*Short exercise*: Each line that follows is to be retyped exactly.

** begin Input **

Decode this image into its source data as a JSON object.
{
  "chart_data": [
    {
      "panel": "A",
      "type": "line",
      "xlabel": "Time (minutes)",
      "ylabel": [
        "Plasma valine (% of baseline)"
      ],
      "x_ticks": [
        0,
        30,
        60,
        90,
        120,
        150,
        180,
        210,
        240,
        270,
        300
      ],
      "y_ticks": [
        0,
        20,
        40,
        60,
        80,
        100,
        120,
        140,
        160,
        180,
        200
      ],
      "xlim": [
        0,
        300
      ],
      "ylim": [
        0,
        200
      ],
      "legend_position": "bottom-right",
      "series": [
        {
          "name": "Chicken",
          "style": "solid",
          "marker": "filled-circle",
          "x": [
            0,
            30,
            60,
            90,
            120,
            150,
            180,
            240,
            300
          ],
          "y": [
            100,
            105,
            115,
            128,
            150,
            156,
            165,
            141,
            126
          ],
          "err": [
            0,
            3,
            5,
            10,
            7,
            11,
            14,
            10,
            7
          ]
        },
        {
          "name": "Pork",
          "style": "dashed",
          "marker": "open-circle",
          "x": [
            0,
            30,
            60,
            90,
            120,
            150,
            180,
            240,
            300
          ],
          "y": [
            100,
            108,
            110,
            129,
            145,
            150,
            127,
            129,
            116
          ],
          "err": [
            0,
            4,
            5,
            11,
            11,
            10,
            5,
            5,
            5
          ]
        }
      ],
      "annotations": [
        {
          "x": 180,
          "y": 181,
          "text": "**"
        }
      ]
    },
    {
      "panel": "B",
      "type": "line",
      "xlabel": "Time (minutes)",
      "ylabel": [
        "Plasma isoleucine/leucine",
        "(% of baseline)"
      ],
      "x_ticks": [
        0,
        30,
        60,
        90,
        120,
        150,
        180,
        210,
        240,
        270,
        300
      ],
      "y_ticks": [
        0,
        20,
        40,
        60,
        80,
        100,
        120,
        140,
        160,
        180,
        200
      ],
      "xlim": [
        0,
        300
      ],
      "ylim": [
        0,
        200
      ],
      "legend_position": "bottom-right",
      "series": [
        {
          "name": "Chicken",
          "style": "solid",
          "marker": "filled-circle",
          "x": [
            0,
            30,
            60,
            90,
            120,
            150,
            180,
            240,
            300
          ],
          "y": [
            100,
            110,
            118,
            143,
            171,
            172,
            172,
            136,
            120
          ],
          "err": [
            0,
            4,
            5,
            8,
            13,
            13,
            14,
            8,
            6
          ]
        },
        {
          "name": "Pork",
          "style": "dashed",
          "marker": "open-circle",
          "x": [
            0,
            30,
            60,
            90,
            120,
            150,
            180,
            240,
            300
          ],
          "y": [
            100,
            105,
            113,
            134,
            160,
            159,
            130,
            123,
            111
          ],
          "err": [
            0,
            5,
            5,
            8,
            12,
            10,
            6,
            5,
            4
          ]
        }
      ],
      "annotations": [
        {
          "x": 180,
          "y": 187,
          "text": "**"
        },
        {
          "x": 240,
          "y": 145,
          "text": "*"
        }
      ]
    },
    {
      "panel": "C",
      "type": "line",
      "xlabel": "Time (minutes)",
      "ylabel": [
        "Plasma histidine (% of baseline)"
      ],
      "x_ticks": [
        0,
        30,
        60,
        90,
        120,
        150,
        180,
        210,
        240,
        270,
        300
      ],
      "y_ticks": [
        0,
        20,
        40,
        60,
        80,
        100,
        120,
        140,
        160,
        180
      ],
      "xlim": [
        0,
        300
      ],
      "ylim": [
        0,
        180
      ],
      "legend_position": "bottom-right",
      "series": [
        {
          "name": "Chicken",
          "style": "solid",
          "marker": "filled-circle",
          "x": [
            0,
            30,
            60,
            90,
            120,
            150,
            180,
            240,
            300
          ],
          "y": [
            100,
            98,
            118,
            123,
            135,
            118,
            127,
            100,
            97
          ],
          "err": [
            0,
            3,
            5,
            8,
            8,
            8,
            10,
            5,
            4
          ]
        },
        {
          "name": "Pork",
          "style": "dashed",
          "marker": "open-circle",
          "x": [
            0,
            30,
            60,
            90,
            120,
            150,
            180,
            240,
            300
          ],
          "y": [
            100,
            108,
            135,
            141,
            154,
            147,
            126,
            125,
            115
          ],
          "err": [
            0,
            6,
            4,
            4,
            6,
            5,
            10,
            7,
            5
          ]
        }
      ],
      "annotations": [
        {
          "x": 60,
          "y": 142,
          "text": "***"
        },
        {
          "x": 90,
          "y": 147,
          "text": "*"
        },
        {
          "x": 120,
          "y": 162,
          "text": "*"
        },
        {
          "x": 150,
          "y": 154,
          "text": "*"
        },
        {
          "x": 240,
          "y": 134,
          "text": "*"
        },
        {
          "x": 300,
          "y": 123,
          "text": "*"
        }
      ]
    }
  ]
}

** end Input **

*Output of the exercise*:
Decode this image into its source data as a JSON object.
{
  "chart_data": [
    {
      "panel": "A",
      "type": "line",
      "xlabel": "Time (minutes)",
      "ylabel": [
        "Plasma valine (% of baseline)"
      ],
      "x_ticks": [
        0,
        30,
        60,
        90,
        120,
        150,
        180,
        210,
        240,
        270,
        300
      ],
      "y_ticks": [
        0,
        20,
        40,
        60,
        80,
        100,
        120,
        140,
        160,
        180,
        200
      ],
      "xlim": [
        0,
        300
      ],
      "ylim": [
        0,
        200
      ],
      "legend_position": "bottom-right",
      "series": [
        {
          "name": "Chicken",
          "style": "solid",
          "marker": "filled-circle",
          "x": [
            0,
            30,
            60,
            90,
            120,
            150,
            180,
            240,
            300
          ],
          "y": [
            100,
            105,
            115,
            128,
            150,
            156,
            165,
            141,
            126
          ],
          "err": [
            0,
            3,
            5,
            10,
            7,
            11,
            14,
            10,
            7
          ]
        },
        {
          "name": "Pork",
          "style": "dashed",
          "marker": "open-circle",
          "x": [
            0,
            30,
            60,
            90,
            120,
            150,
            180,
            240,
            300
          ],
          "y": [
            100,
            108,
            110,
            129,
            145,
            150,
            127,
            129,
            116
          ],
          "err": [
            0,
            4,
            5,
            11,
            11,
            10,
            5,
            5,
            5
          ]
        }
      ],
      "annotations": [
        {
          "x": 180,
          "y": 181,
          "text": "**"
        }
      ]
    },
    {
      "panel": "B",
      "type": "line",
      "xlabel": "Time (minutes)",
      "ylabel": [
        "Plasma isoleucine/leucine",
        "(% of baseline)"
      ],
      "x_ticks": [
        0,
        30,
        60,
        90,
        120,
        150,
        180,
        210,
        240,
        270,
        300
      ],
      "y_ticks": [
        0,
        20,
        40,
        60,
        80,
        100,
        120,
        140,
        160,
        180,
        200
      ],
      "xlim": [
        0,
        300
      ],
      "ylim": [
        0,
        200
      ],
      "legend_position": "bottom-right",
      "series": [
        {
          "name": "Chicken",
          "style": "solid",
          "marker": "filled-circle",
          "x": [
            0,
            30,
            60,
            90,
            120,
            150,
            180,
            240,
            300
          ],
          "y": [
            100,
            110,
            118,
            143,
            171,
            172,
            172,
            136,
            120
          ],
          "err": [
            0,
            4,
            5,
            8,
            13,
            13,
            14,
            8,
            6
          ]
        },
        {
          "name": "Pork",
          "style": "dashed",
          "marker": "open-circle",
          "x": [
            0,
            30,
            60,
            90,
            120,
            150,
            180,
            240,
            300
          ],
          "y": [
            100,
            105,
            113,
            134,
            160,
            159,
            130,
            123,
            111
          ],
          "err": [
            0,
            5,
            5,
            8,
            12,
            10,
            6,
            5,
            4
          ]
        }
      ],
      "annotations": [
        {
          "x": 180,
          "y": 187,
          "text": "**"
        },
        {
          "x": 240,
          "y": 145,
          "text": "*"
        }
      ]
    },
    {
      "panel": "C",
      "type": "line",
      "xlabel": "Time (minutes)",
      "ylabel": [
        "Plasma histidine (% of baseline)"
      ],
      "x_ticks": [
        0,
        30,
        60,
        90,
        120,
        150,
        180,
        210,
        240,
        270,
        300
      ],
      "y_ticks": [
        0,
        20,
        40,
        60,
        80,
        100,
        120,
        140,
        160,
        180
      ],
      "xlim": [
        0,
        300
      ],
      "ylim": [
        0,
        180
      ],
      "legend_position": "bottom-right",
      "series": [
        {
          "name": "Chicken",
          "style": "solid",
          "marker": "filled-circle",
          "x": [
            0,
            30,
            60,
            90,
            120,
            150,
            180,
            240,
            300
          ],
          "y": [
            100,
            98,
            118,
            123,
            135,
            118,
            127,
            100,
            97
          ],
          "err": [
            0,
            3,
            5,
            8,
            8,
            8,
            10,
            5,
            4
          ]
        },
        {
          "name": "Pork",
          "style": "dashed",
          "marker": "open-circle",
          "x": [
            0,
            30,
            60,
            90,
            120,
            150,
            180,
            240,
            300
          ],
          "y": [
            100,
            108,
            135,
            141,
            154,
            147,
            126,
            125,
            115
          ],
          "err": [
            0,
            6,
            4,
            4,
            6,
            5,
            10,
            7,
            5
          ]
        }
      ],
      "annotations": [
        {
          "x": 60,
          "y": 142,
          "text": "***"
        },
        {
          "x": 90,
          "y": 147,
          "text": "*"
        },
        {
          "x": 120,
          "y": 162,
          "text": "*"
        },
        {
          "x": 150,
          "y": 154,
          "text": "*"
        },
        {
          "x": 240,
          "y": 134,
          "text": "*"
        },
        {
          "x": 300,
          "y": 123,
          "text": "*"
        }
      ]
    }
  ]
}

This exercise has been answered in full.